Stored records
┄┄┄┄┄┄┄┄┄┄

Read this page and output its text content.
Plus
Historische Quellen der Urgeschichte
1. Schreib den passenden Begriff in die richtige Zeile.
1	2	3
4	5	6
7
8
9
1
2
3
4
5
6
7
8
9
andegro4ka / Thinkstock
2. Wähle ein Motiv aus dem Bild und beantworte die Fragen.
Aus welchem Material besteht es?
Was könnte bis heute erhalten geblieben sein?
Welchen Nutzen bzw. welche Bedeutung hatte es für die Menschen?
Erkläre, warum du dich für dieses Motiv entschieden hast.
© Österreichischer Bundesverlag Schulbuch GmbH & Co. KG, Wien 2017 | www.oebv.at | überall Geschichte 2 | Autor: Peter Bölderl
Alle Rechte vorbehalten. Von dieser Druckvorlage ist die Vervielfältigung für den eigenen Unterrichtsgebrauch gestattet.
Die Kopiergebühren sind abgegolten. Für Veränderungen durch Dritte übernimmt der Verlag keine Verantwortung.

┄┄┄┄┄┄┄┄┄┄

**Task directions**. Your task is to transcribe the material exactly.

**Written solution**.
Read this page and output its text content.
Plus
Historische Quellen der Urgeschichte
1. Schreib den passenden Begriff in die richtige Zeile.
1	2	3
4	5	6
7
8
9
1
2
3
4
5
6
7
8
9
andegro4ka / Thinkstock
2. Wähle ein Motiv aus dem Bild und beantworte die Fragen.
Aus welchem Material besteht es?
Was könnte bis heute erhalten geblieben sein?
Welchen Nutzen bzw. welche Bedeutung hatte es für die Menschen?
Erkläre, warum du dich für dieses Motiv entschieden hast.
© Österreichischer Bundesverlag Schulbuch GmbH & Co. KG, Wien 2017 | www.oebv.at | überall Geschichte 2 | Autor: Peter Bölderl
Alle Rechte vorbehalten. Von dieser Druckvorlage ist die Vervielfältigung für den eigenen Unterrichtsgebrauch gestattet.
Die Kopiergebühren sind abgegolten. Für Veränderungen durch Dritte übernimmt der Verlag keine Verantwortung.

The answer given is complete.